### Record excerpts
>>>
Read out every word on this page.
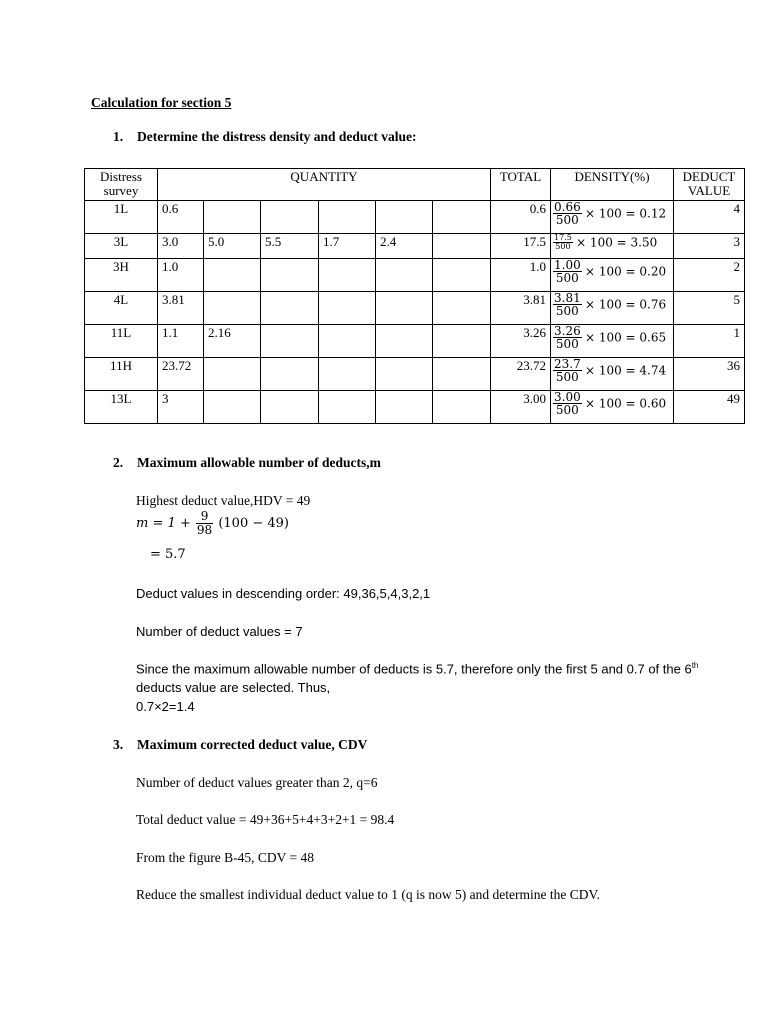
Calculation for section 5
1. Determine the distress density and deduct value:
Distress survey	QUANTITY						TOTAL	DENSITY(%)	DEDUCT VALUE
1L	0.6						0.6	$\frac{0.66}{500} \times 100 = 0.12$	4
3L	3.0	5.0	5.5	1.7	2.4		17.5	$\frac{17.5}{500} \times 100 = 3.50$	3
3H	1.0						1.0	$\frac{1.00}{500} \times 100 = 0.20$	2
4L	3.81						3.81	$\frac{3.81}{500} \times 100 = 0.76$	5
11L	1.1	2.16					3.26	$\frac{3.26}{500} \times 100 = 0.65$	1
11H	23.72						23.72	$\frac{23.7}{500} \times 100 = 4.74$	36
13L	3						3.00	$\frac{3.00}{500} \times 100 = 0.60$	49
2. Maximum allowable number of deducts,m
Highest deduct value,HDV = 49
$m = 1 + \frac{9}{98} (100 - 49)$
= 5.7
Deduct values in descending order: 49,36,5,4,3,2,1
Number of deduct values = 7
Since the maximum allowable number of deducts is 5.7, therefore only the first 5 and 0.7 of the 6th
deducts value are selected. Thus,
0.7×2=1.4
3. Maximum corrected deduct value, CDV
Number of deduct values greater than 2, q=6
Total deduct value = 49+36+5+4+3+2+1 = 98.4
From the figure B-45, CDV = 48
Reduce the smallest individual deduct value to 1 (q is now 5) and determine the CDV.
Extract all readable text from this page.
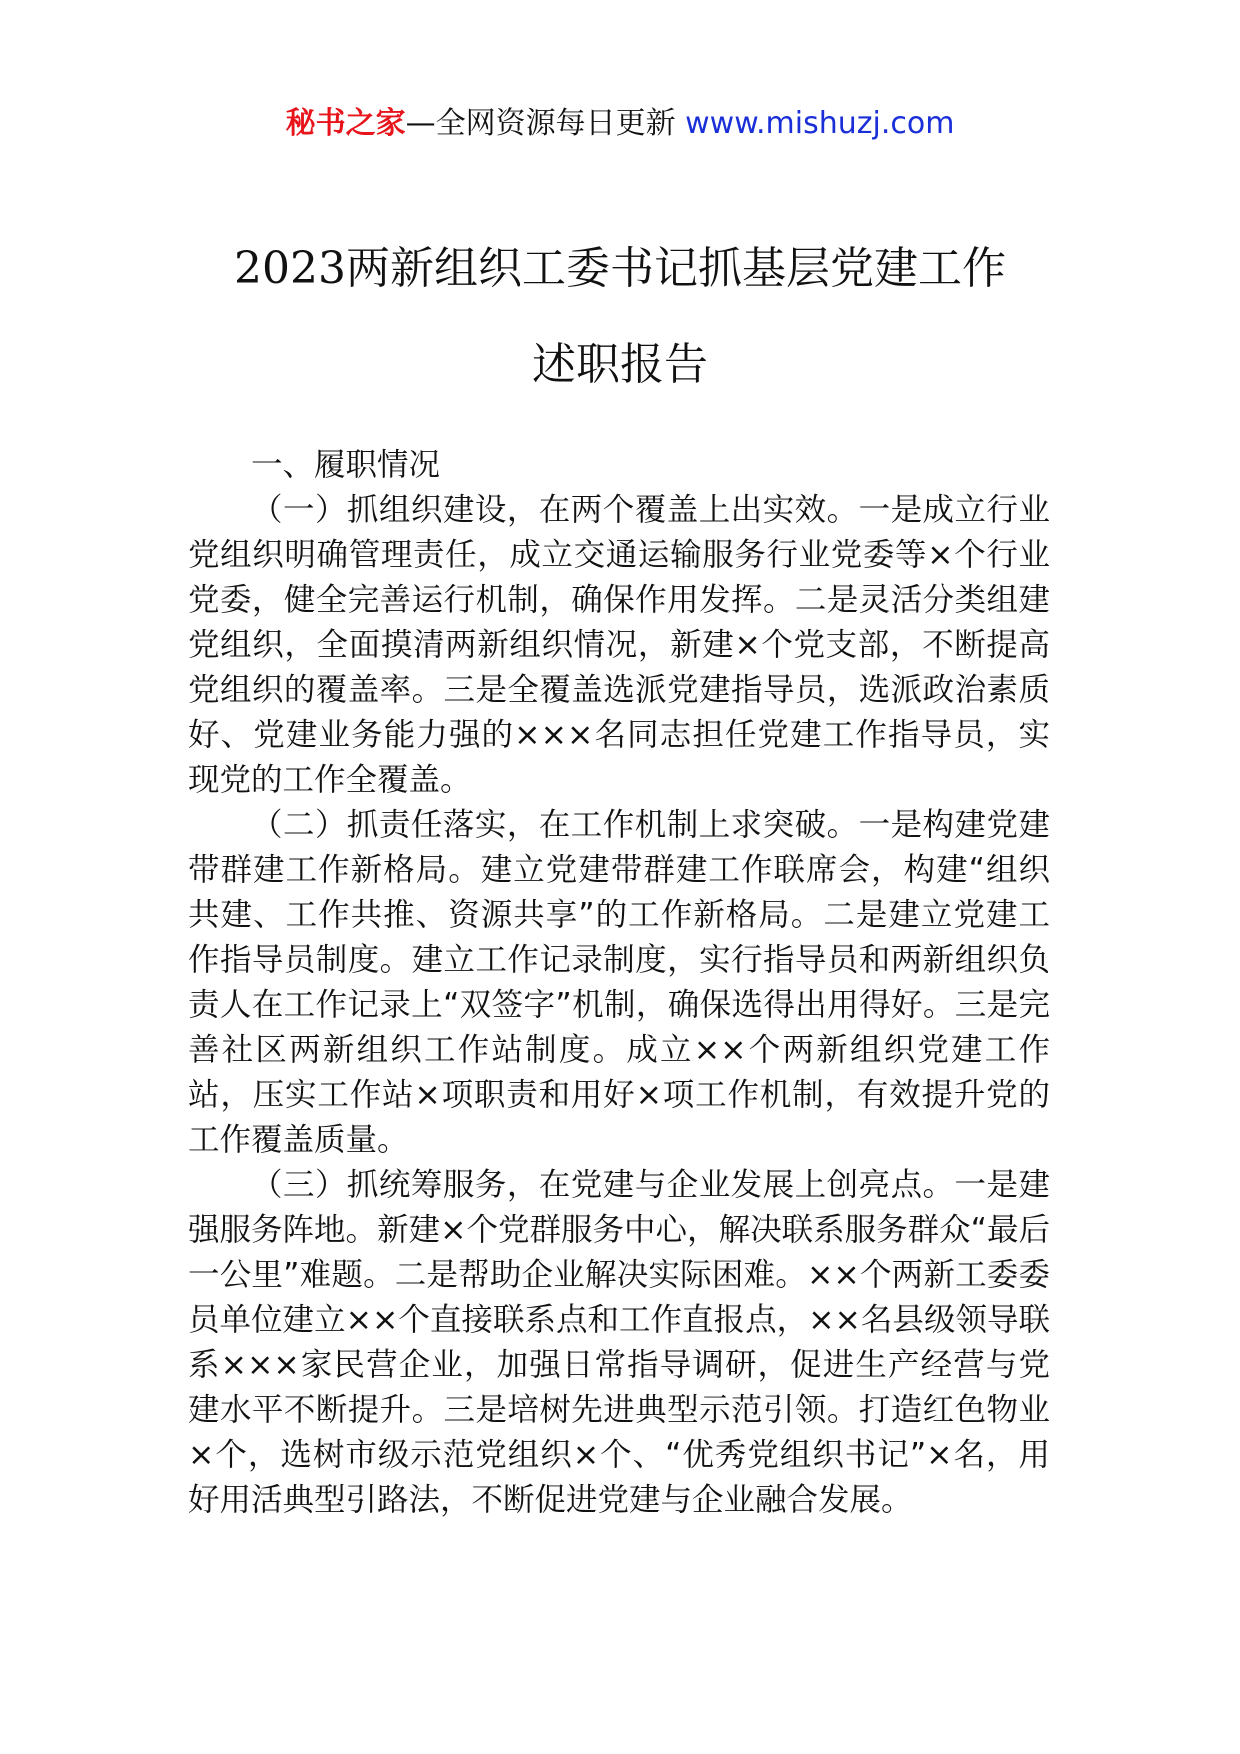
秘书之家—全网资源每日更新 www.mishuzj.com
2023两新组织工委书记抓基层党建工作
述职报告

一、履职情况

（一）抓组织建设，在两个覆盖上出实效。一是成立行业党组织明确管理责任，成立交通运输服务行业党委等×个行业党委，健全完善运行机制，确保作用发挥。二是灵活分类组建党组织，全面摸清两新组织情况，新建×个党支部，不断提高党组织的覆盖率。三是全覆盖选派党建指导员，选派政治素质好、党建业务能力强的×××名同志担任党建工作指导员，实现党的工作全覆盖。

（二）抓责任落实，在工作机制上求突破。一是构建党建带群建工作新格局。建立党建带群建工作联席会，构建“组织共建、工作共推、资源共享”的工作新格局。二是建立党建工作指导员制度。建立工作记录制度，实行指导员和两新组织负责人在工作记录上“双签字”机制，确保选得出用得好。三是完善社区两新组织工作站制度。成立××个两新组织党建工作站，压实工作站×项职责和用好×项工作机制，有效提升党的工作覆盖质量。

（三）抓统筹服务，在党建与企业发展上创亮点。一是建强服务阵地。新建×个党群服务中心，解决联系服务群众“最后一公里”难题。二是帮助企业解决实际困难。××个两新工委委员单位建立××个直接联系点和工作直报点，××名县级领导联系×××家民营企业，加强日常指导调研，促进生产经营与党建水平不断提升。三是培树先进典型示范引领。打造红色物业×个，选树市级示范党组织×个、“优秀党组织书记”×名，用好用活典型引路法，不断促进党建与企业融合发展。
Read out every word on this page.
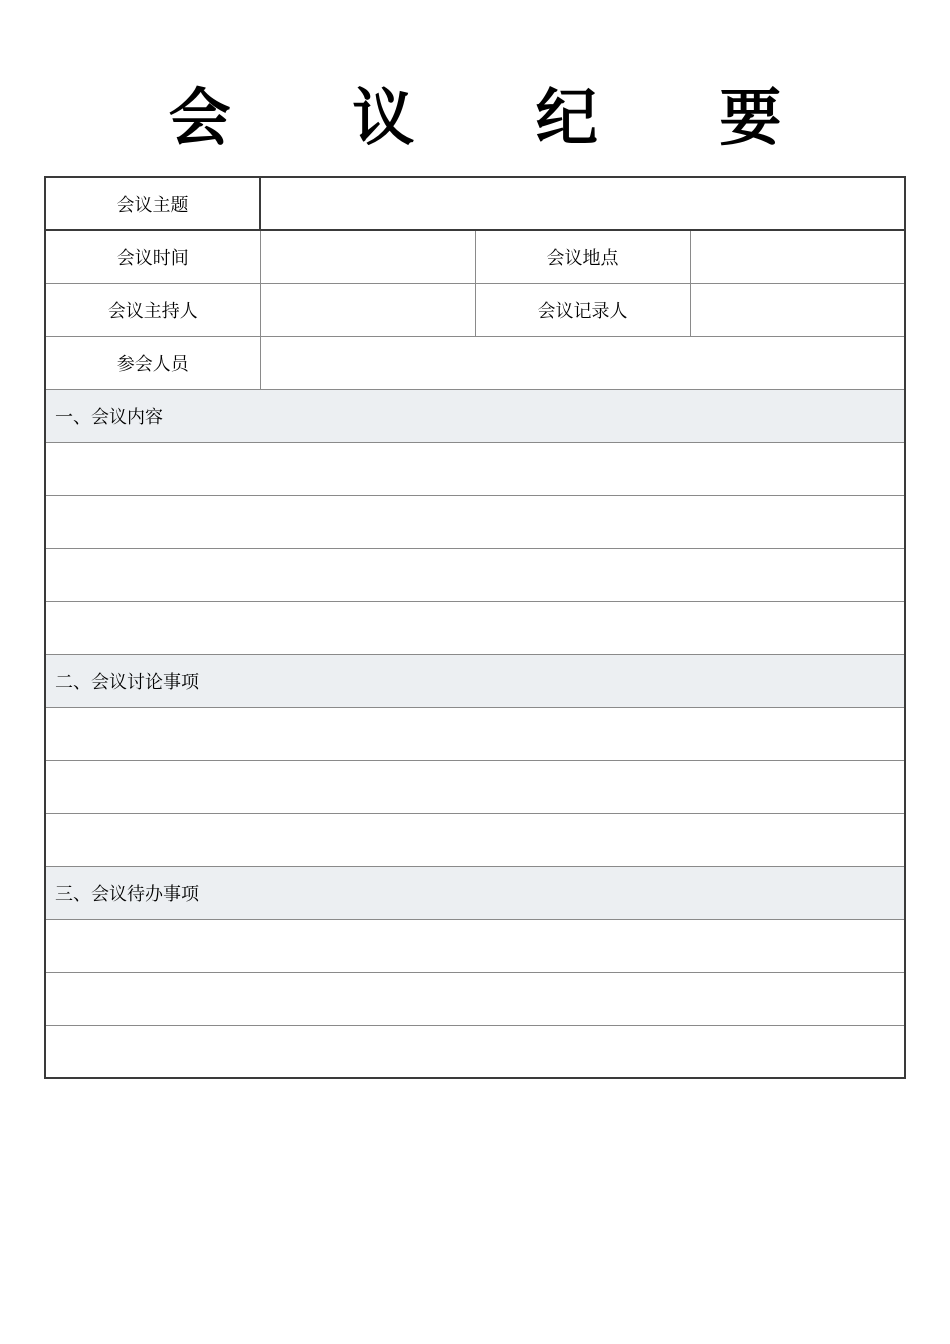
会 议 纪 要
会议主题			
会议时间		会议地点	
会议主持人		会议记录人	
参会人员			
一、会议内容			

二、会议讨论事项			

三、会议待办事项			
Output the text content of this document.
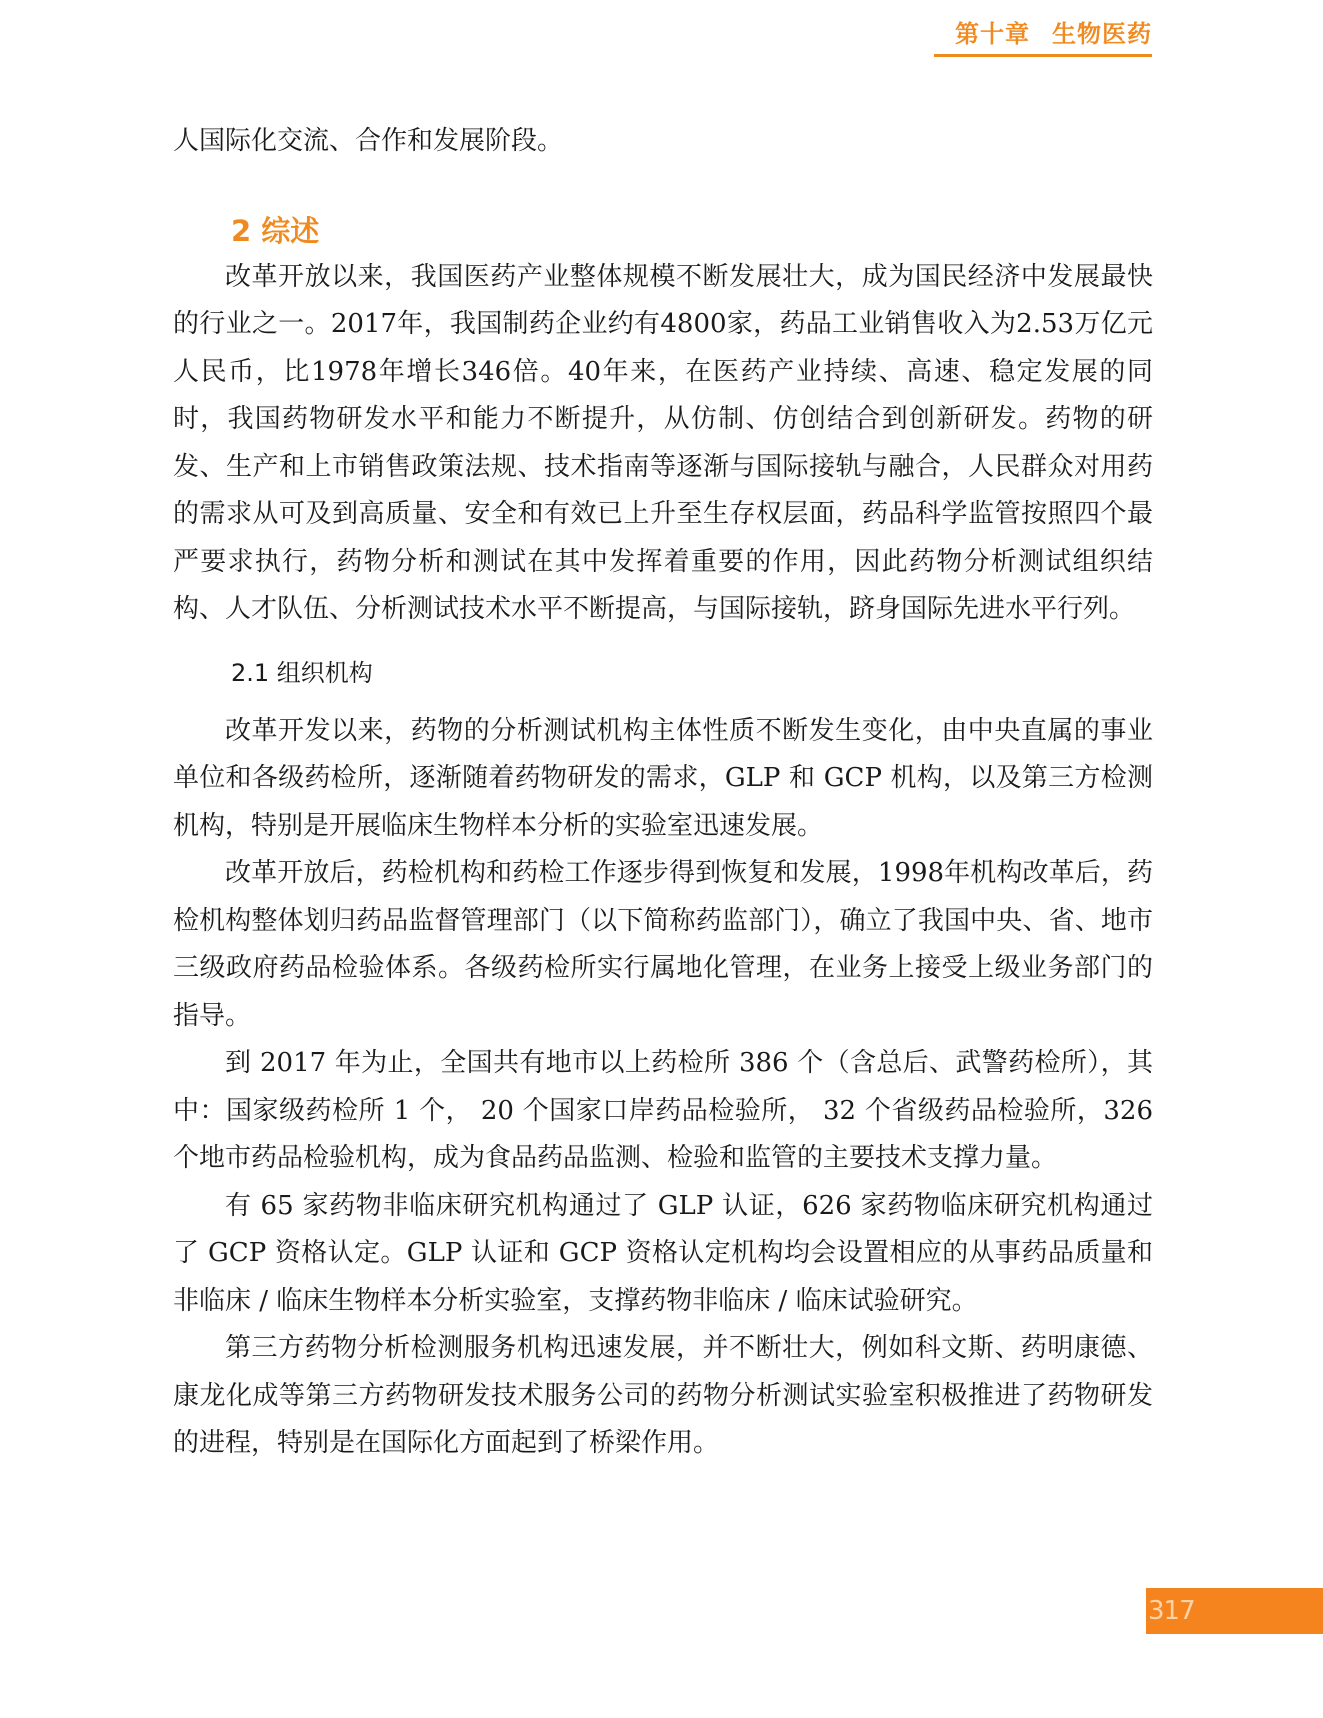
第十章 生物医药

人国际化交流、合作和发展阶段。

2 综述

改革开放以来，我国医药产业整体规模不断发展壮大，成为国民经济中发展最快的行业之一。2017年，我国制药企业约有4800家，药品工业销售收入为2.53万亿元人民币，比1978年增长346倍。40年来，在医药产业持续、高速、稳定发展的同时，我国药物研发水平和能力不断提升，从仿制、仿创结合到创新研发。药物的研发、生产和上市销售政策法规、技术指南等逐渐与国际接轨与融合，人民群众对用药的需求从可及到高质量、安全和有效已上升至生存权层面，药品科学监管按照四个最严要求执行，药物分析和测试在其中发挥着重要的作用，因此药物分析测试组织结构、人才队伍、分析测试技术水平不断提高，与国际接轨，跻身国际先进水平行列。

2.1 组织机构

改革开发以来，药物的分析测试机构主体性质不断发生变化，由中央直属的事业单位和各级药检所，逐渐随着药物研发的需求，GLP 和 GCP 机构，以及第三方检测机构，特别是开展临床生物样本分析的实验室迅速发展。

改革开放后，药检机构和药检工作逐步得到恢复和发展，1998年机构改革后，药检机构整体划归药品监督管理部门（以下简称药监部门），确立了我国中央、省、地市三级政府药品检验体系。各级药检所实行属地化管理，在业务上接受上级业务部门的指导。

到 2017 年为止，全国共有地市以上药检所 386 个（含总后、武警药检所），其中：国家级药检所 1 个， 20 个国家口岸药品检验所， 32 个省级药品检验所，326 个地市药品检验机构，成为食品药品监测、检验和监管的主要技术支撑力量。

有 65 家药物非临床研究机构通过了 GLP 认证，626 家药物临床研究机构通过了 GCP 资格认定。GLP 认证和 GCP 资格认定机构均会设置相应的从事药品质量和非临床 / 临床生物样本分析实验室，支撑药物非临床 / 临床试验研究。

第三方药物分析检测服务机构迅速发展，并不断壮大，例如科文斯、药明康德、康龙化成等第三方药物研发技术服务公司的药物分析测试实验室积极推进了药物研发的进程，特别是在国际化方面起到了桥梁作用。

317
<<<
### Task to complete
Isolate the lines above that contain the word "deducts" and copy them.

### Result below
2. Maximum allowable number of deducts,m
Since the maximum allowable number of deducts is 5.7, therefore only the first 5 and 0.7 of the 6th
deducts value are selected. Thus,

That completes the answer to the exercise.